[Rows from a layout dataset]
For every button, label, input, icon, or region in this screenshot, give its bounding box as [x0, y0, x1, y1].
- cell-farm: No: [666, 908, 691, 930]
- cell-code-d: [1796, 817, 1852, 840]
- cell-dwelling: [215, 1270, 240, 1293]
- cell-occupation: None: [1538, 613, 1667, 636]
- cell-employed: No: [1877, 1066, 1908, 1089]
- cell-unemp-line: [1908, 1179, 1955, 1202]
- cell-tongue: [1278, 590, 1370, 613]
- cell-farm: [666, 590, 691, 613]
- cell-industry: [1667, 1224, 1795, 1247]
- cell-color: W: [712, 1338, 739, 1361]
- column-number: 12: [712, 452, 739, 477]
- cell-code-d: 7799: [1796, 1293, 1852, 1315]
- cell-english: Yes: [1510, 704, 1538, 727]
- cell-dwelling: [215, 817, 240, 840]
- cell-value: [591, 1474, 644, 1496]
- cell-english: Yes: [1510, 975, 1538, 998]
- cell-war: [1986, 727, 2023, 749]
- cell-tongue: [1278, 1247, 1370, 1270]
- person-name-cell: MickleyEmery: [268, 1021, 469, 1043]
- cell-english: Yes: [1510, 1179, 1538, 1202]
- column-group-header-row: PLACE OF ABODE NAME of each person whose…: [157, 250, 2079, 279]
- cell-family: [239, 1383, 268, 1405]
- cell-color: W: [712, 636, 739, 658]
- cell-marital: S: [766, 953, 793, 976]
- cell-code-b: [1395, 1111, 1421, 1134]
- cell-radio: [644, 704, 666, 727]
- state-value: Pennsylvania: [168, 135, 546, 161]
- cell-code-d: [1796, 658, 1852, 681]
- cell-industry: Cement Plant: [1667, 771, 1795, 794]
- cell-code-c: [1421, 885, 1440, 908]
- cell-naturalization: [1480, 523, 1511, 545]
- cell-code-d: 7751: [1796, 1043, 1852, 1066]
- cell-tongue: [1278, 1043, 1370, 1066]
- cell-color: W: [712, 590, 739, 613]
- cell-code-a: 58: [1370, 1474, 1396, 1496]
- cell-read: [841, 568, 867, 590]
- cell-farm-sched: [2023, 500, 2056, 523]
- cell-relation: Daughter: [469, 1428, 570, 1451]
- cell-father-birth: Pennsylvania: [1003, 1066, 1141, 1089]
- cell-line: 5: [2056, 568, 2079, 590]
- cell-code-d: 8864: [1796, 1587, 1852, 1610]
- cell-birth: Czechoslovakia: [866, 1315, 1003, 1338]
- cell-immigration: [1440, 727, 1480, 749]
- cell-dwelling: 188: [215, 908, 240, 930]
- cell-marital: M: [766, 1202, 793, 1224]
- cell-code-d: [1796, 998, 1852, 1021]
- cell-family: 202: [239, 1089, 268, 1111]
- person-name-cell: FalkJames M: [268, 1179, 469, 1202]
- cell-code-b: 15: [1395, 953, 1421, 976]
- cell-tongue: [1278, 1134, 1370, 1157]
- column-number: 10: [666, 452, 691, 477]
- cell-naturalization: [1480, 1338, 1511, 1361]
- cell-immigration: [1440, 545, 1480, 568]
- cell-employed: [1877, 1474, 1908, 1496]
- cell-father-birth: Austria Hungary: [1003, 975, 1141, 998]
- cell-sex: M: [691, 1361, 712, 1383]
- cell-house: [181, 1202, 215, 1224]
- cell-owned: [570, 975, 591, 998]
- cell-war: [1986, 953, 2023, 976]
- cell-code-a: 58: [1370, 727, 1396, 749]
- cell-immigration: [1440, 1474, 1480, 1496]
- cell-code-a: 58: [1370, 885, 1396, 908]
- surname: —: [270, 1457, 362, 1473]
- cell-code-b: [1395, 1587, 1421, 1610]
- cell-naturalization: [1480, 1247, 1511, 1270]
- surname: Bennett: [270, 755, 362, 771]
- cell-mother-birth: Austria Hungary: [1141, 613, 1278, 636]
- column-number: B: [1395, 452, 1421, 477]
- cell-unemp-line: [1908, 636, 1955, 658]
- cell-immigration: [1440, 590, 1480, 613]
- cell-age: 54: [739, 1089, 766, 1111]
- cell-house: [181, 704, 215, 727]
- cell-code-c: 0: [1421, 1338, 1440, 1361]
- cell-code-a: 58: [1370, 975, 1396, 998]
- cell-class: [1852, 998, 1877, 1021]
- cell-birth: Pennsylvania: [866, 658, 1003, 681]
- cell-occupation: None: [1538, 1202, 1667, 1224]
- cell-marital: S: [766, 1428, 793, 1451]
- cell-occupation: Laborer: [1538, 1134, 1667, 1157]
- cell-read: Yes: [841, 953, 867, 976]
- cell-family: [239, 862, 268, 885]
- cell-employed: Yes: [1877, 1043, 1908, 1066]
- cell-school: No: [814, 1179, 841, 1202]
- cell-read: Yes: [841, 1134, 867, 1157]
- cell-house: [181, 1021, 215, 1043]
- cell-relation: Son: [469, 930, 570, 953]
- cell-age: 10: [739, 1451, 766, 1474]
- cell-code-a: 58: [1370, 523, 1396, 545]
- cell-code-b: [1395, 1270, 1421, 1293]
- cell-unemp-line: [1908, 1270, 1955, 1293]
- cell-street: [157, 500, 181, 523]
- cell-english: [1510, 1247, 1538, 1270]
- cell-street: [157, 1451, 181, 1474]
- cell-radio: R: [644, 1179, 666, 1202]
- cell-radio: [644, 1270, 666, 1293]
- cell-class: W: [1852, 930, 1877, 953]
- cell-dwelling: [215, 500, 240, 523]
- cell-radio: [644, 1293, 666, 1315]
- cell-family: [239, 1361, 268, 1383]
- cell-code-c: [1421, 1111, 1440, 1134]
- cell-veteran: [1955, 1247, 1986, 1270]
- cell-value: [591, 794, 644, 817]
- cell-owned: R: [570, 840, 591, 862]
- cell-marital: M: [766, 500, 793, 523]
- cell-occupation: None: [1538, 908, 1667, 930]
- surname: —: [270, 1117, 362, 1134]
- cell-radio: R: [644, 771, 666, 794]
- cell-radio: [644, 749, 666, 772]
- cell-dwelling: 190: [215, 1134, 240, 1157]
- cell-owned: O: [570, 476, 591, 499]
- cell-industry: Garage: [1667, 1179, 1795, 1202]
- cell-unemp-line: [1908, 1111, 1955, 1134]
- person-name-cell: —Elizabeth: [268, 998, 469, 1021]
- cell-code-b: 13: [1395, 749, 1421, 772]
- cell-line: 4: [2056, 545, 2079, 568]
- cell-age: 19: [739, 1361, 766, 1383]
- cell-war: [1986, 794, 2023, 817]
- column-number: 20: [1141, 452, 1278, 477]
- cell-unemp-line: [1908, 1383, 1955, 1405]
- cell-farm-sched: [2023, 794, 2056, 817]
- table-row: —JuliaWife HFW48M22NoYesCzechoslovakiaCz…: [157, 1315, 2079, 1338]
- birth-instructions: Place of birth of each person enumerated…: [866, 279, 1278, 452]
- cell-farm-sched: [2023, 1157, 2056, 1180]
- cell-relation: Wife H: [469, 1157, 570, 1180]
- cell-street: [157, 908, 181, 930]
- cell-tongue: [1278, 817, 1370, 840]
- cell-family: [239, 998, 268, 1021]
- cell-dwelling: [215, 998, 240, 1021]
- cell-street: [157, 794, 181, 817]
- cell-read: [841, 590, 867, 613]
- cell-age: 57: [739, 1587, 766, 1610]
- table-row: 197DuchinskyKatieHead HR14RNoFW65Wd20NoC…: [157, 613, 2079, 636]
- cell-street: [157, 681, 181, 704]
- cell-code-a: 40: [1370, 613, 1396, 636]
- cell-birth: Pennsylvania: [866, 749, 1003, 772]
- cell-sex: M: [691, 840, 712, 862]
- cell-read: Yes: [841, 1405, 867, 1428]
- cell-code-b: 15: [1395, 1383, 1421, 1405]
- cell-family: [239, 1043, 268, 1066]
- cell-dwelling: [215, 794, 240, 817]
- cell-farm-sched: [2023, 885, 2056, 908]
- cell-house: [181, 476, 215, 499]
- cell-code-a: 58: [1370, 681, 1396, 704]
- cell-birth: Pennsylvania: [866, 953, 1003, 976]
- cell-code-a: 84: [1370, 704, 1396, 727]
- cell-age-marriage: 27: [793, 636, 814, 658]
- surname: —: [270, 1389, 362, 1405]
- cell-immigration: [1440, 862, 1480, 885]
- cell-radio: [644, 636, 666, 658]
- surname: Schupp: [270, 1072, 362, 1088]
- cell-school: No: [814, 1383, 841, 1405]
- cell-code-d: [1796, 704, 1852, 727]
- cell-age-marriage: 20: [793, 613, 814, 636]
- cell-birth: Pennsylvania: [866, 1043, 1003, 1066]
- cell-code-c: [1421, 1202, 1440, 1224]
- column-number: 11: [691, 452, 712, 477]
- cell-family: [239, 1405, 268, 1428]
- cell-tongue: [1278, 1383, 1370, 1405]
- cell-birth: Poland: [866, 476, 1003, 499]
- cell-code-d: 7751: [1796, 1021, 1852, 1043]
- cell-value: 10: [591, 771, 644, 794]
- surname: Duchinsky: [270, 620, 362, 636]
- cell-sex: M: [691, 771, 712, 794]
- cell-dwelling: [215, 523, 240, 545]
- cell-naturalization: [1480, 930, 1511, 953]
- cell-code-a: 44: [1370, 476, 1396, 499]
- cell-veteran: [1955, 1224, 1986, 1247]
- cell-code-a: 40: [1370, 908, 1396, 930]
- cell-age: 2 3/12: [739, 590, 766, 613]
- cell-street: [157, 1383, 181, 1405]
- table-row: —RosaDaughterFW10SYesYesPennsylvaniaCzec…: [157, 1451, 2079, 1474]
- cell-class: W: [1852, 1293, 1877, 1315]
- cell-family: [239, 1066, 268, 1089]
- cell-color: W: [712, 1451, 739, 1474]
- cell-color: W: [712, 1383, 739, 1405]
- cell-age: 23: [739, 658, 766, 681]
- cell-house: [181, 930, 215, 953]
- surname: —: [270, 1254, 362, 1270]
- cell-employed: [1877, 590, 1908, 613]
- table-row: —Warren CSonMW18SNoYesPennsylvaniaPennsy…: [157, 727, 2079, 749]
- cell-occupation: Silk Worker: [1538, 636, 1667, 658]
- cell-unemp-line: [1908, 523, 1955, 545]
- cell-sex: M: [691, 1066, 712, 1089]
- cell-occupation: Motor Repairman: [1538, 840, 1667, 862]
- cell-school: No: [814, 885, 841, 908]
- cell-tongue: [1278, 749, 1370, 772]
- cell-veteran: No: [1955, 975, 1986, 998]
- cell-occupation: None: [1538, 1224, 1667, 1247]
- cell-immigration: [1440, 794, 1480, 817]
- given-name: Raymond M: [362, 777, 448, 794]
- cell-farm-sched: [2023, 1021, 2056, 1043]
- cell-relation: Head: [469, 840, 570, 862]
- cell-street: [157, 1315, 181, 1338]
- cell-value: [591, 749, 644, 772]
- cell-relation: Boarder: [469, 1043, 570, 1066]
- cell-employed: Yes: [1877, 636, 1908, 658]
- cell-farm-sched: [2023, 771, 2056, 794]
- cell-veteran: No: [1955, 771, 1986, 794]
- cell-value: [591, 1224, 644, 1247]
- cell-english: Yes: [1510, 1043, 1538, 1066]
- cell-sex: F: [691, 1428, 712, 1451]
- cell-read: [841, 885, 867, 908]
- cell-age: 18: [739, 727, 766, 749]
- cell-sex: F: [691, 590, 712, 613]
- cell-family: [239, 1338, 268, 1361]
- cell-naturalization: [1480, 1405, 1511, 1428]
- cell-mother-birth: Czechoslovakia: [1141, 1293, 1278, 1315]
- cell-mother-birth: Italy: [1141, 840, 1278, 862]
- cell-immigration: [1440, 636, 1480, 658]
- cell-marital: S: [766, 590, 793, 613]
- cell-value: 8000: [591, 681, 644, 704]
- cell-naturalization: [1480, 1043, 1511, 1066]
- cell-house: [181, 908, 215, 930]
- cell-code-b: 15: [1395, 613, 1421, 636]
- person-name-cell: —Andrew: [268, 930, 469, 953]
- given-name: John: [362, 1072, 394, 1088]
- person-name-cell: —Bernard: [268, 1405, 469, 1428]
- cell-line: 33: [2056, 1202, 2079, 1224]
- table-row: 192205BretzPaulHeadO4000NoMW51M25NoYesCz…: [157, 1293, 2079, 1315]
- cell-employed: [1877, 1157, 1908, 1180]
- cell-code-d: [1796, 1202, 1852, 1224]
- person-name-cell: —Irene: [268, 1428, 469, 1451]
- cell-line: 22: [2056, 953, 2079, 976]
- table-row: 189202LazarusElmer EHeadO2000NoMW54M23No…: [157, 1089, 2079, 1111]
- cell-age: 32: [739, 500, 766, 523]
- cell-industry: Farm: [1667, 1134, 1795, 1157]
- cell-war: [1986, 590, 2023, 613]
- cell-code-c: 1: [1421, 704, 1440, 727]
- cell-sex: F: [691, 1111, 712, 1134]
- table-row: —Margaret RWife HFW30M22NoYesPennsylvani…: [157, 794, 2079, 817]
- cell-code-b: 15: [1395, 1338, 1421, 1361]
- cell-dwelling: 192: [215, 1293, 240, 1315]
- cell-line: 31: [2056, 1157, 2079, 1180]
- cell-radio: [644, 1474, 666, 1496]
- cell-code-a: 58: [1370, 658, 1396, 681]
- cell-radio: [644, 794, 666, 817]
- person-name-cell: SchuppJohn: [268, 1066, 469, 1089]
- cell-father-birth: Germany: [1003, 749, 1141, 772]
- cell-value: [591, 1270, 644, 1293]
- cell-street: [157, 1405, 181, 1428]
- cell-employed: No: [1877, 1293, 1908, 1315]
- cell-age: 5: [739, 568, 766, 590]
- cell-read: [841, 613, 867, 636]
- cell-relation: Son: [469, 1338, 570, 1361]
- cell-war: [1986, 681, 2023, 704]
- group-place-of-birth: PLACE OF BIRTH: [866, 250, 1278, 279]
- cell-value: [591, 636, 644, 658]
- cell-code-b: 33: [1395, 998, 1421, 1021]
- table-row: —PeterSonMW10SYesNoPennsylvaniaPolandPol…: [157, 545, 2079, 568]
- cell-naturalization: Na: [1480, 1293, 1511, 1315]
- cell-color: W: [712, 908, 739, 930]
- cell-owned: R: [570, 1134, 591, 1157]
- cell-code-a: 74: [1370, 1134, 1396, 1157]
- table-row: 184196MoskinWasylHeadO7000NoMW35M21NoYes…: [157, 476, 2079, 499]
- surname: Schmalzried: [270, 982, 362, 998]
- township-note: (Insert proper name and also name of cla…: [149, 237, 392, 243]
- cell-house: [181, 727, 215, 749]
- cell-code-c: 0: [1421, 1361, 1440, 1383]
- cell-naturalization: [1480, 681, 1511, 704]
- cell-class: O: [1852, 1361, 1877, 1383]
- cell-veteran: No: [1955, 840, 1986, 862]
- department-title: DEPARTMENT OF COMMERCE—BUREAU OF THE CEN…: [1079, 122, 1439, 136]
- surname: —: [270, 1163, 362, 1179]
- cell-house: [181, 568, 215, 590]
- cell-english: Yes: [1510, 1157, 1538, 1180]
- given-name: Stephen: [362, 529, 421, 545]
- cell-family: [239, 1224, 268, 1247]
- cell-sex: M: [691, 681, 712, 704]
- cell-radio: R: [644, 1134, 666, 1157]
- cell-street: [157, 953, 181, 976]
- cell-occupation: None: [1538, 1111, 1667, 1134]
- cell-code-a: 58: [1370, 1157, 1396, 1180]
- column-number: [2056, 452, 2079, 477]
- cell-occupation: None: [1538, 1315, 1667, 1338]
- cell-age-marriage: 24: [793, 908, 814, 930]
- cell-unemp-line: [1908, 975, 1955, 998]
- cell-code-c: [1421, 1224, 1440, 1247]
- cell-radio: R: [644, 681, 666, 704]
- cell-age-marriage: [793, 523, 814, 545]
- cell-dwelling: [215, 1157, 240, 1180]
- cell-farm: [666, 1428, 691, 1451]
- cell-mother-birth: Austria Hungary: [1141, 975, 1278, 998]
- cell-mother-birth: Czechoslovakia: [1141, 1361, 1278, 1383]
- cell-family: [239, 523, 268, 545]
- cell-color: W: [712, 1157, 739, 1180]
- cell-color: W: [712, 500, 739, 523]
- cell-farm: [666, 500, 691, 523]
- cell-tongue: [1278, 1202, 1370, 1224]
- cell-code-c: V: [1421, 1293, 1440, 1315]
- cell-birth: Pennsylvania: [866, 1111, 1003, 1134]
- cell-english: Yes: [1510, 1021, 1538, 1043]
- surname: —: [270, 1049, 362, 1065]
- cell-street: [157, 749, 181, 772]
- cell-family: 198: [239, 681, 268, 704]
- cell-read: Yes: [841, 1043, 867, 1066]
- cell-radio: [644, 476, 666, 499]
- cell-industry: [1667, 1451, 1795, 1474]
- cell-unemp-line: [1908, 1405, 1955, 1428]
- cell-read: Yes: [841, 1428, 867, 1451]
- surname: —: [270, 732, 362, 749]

» **Prompt**: Reproduce, word for word, every line from the beginning of the list through the line containing "- cell-radio: [644, 704, 666, 727]", with that final line included.

» **Written reply**:
For every button, label, input, icon, or region in this screenshot, give its bounding box as [x0, y0, x1, y1].
- cell-farm: No: [666, 908, 691, 930]
- cell-code-d: [1796, 817, 1852, 840]
- cell-dwelling: [215, 1270, 240, 1293]
- cell-occupation: None: [1538, 613, 1667, 636]
- cell-employed: No: [1877, 1066, 1908, 1089]
- cell-unemp-line: [1908, 1179, 1955, 1202]
- cell-tongue: [1278, 590, 1370, 613]
- cell-farm: [666, 590, 691, 613]
- cell-industry: [1667, 1224, 1795, 1247]
- cell-color: W: [712, 1338, 739, 1361]
- column-number: 12: [712, 452, 739, 477]
- cell-code-d: 7799: [1796, 1293, 1852, 1315]
- cell-english: Yes: [1510, 704, 1538, 727]
- cell-dwelling: [215, 817, 240, 840]
- cell-value: [591, 1474, 644, 1496]
- cell-english: Yes: [1510, 975, 1538, 998]
- cell-war: [1986, 727, 2023, 749]
- cell-tongue: [1278, 1247, 1370, 1270]
- person-name-cell: MickleyEmery: [268, 1021, 469, 1043]
- cell-english: Yes: [1510, 1179, 1538, 1202]
- column-group-header-row: PLACE OF ABODE NAME of each person whose…: [157, 250, 2079, 279]
- cell-family: [239, 1383, 268, 1405]
- cell-color: W: [712, 636, 739, 658]
- cell-marital: S: [766, 953, 793, 976]
- cell-code-b: [1395, 1111, 1421, 1134]
- cell-radio: [644, 704, 666, 727]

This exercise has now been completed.